GIVEN DATA:
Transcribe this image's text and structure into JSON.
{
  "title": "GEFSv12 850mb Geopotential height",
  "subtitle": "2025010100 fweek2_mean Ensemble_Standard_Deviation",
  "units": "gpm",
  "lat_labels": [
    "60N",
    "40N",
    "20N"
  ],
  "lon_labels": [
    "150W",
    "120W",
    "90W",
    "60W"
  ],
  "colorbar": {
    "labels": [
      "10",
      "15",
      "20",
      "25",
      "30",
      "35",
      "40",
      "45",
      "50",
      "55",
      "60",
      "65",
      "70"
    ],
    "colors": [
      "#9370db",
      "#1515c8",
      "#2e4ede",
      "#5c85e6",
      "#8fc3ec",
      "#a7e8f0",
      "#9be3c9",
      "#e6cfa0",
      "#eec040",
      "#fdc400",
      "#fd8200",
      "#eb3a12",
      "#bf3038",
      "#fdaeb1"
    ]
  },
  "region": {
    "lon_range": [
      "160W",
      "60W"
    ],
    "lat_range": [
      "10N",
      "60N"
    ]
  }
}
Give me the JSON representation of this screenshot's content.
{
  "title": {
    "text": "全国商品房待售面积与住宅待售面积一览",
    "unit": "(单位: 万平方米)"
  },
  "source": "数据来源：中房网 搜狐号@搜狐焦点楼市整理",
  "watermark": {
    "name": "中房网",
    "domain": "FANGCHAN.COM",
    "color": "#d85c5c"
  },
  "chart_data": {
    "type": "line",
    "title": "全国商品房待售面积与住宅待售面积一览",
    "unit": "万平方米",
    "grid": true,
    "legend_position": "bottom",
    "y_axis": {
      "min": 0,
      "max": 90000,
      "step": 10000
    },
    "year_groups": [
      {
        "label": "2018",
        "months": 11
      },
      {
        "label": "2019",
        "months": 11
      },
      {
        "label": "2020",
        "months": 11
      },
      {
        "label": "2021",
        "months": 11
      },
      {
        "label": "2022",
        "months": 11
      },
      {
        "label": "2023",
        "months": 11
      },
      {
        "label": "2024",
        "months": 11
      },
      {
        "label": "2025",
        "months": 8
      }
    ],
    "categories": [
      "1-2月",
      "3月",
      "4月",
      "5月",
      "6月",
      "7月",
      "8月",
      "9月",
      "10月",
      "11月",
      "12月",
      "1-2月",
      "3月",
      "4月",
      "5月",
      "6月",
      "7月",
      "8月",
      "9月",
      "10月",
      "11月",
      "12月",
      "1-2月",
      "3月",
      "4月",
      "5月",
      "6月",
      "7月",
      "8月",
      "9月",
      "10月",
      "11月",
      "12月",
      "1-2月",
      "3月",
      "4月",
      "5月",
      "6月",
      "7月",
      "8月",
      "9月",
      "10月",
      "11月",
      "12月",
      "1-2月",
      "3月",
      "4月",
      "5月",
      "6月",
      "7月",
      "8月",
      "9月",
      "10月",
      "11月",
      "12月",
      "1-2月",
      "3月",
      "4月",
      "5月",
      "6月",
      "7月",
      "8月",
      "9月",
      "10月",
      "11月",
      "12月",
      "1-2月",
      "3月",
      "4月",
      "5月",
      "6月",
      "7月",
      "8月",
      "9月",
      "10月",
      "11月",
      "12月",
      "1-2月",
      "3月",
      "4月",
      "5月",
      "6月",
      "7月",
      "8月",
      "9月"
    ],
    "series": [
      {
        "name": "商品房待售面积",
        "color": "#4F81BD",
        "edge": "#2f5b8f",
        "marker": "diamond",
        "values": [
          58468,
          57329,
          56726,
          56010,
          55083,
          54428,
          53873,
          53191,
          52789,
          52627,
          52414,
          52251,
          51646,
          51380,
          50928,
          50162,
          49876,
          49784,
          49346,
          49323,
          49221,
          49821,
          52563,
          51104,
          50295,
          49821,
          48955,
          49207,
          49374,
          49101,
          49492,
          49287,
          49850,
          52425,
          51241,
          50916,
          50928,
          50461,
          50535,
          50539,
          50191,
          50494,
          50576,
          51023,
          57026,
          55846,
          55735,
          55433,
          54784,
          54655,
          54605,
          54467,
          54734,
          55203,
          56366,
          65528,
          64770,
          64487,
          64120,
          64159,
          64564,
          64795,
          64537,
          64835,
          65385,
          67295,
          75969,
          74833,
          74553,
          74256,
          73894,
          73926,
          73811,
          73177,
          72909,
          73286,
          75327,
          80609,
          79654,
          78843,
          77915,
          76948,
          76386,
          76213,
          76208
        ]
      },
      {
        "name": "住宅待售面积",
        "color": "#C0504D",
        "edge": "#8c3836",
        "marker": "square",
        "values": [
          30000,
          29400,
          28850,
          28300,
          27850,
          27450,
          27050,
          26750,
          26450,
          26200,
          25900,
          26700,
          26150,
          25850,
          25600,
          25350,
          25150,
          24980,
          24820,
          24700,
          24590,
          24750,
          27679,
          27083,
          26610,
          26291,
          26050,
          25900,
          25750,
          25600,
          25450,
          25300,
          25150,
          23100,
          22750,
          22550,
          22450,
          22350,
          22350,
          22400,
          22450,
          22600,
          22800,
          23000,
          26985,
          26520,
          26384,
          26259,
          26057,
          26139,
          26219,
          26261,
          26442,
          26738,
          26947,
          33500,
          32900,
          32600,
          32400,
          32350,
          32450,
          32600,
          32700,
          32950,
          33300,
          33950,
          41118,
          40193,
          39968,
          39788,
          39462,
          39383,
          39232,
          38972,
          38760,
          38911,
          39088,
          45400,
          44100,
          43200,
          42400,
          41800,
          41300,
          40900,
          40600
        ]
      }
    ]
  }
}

TASK BRIEF:
Filter the entries down to the lines with the word "JSON" in them.

RESULT BELOW:
Transcribe this image's text and structure into JSON.
Give me the JSON representation of this screenshot's content.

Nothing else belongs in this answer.